## Your instructions
Copy every line of the records below exactly as it appears.
── Raw data ──
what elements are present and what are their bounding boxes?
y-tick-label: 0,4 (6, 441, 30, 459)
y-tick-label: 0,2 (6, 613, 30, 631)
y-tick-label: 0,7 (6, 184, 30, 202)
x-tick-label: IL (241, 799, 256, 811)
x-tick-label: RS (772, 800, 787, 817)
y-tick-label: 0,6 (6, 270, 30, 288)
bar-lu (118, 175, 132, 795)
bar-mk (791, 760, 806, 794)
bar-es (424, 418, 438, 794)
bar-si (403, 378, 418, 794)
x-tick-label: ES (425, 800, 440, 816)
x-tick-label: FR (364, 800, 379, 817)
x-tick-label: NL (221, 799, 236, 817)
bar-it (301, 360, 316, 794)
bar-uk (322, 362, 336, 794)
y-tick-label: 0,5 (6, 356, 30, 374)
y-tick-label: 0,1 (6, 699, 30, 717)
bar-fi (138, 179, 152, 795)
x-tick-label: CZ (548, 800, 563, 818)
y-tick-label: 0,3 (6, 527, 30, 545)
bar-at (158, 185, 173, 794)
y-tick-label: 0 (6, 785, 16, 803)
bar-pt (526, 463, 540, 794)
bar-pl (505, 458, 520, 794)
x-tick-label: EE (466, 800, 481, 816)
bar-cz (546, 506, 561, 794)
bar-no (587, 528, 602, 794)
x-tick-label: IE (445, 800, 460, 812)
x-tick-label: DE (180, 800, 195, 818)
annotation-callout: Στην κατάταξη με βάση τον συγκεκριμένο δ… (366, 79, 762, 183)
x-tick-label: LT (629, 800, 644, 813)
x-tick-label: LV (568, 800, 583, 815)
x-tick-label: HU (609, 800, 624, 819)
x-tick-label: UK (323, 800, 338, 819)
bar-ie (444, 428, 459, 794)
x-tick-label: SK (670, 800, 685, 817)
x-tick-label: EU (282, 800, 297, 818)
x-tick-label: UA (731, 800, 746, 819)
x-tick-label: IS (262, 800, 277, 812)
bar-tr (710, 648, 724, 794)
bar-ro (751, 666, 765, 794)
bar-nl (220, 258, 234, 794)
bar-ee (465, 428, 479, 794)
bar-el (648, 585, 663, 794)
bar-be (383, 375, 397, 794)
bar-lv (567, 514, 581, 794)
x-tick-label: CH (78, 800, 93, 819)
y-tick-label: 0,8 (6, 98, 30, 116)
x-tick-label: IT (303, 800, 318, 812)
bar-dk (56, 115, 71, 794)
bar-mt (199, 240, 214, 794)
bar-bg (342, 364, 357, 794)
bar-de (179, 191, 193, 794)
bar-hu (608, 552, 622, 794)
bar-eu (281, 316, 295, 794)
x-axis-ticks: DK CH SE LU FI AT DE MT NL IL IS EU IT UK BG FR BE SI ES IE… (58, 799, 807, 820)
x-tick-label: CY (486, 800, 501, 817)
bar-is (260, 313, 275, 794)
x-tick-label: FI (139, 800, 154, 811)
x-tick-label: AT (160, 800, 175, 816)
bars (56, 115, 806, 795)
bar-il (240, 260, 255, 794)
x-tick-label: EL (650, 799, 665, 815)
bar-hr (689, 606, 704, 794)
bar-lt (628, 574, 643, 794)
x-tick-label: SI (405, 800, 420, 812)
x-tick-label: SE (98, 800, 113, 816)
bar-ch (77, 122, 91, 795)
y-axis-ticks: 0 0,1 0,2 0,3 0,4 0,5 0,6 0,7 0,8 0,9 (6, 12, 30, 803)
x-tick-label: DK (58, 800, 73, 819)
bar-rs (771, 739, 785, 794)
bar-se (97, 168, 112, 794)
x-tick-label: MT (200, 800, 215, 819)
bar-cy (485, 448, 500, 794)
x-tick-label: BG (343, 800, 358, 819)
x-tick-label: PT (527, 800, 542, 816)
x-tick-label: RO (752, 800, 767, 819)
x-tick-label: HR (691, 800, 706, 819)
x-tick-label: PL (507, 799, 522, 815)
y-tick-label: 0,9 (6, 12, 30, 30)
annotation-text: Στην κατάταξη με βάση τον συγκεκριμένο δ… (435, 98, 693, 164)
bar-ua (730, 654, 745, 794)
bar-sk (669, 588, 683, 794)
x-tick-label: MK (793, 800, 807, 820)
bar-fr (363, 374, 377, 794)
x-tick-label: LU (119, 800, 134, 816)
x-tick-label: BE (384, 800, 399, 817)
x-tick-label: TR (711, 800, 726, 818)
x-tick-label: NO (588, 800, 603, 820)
───
## Answer to this exercise
what elements are present and what are their bounding boxes?
y-tick-label: 0,4 (6, 441, 30, 459)
y-tick-label: 0,2 (6, 613, 30, 631)
y-tick-label: 0,7 (6, 184, 30, 202)
x-tick-label: IL (241, 799, 256, 811)
x-tick-label: RS (772, 800, 787, 817)
y-tick-label: 0,6 (6, 270, 30, 288)
bar-lu (118, 175, 132, 795)
bar-mk (791, 760, 806, 794)
bar-es (424, 418, 438, 794)
bar-si (403, 378, 418, 794)
x-tick-label: ES (425, 800, 440, 816)
x-tick-label: FR (364, 800, 379, 817)
x-tick-label: NL (221, 799, 236, 817)
bar-it (301, 360, 316, 794)
bar-uk (322, 362, 336, 794)
y-tick-label: 0,5 (6, 356, 30, 374)
y-tick-label: 0,1 (6, 699, 30, 717)
bar-fi (138, 179, 152, 795)
x-tick-label: CZ (548, 800, 563, 818)
y-tick-label: 0,3 (6, 527, 30, 545)
bar-at (158, 185, 173, 794)
y-tick-label: 0 (6, 785, 16, 803)
bar-pt (526, 463, 540, 794)
bar-pl (505, 458, 520, 794)
x-tick-label: EE (466, 800, 481, 816)
bar-cz (546, 506, 561, 794)
bar-no (587, 528, 602, 794)
x-tick-label: IE (445, 800, 460, 812)
x-tick-label: DE (180, 800, 195, 818)
annotation-callout: Στην κατάταξη με βάση τον συγκεκριμένο δ… (366, 79, 762, 183)
x-tick-label: LT (629, 800, 644, 813)
x-tick-label: LV (568, 800, 583, 815)
x-tick-label: HU (609, 800, 624, 819)
x-tick-label: UK (323, 800, 338, 819)
bar-ie (444, 428, 459, 794)
x-tick-label: SK (670, 800, 685, 817)
x-tick-label: EU (282, 800, 297, 818)
x-tick-label: UA (731, 800, 746, 819)
x-tick-label: IS (262, 800, 277, 812)
bar-tr (710, 648, 724, 794)
bar-ro (751, 666, 765, 794)
bar-nl (220, 258, 234, 794)
bar-ee (465, 428, 479, 794)
bar-el (648, 585, 663, 794)
bar-be (383, 375, 397, 794)
bar-lv (567, 514, 581, 794)
x-tick-label: CH (78, 800, 93, 819)
y-tick-label: 0,8 (6, 98, 30, 116)
x-tick-label: IT (303, 800, 318, 812)
bar-dk (56, 115, 71, 794)
bar-mt (199, 240, 214, 794)
bar-bg (342, 364, 357, 794)
bar-de (179, 191, 193, 794)
bar-hu (608, 552, 622, 794)
bar-eu (281, 316, 295, 794)
x-axis-ticks: DK CH SE LU FI AT DE MT NL IL IS EU IT UK BG FR BE SI ES IE… (58, 799, 807, 820)
x-tick-label: CY (486, 800, 501, 817)
bar-is (260, 313, 275, 794)
x-tick-label: FI (139, 800, 154, 811)
x-tick-label: AT (160, 800, 175, 816)
bars (56, 115, 806, 795)
bar-il (240, 260, 255, 794)
x-tick-label: EL (650, 799, 665, 815)
bar-hr (689, 606, 704, 794)
bar-lt (628, 574, 643, 794)
x-tick-label: SI (405, 800, 420, 812)
x-tick-label: SE (98, 800, 113, 816)
bar-ch (77, 122, 91, 795)
y-axis-ticks: 0 0,1 0,2 0,3 0,4 0,5 0,6 0,7 0,8 0,9 (6, 12, 30, 803)
x-tick-label: DK (58, 800, 73, 819)
bar-rs (771, 739, 785, 794)
bar-se (97, 168, 112, 794)
x-tick-label: MT (200, 800, 215, 819)
bar-cy (485, 448, 500, 794)
x-tick-label: BG (343, 800, 358, 819)
x-tick-label: PT (527, 800, 542, 816)
x-tick-label: RO (752, 800, 767, 819)
x-tick-label: HR (691, 800, 706, 819)
x-tick-label: PL (507, 799, 522, 815)
y-tick-label: 0,9 (6, 12, 30, 30)
annotation-text: Στην κατάταξη με βάση τον συγκεκριμένο δ… (435, 98, 693, 164)
bar-ua (730, 654, 745, 794)
bar-sk (669, 588, 683, 794)
x-tick-label: MK (793, 800, 807, 820)
bar-fr (363, 374, 377, 794)
x-tick-label: LU (119, 800, 134, 816)
x-tick-label: BE (384, 800, 399, 817)
x-tick-label: TR (711, 800, 726, 818)
x-tick-label: NO (588, 800, 603, 820)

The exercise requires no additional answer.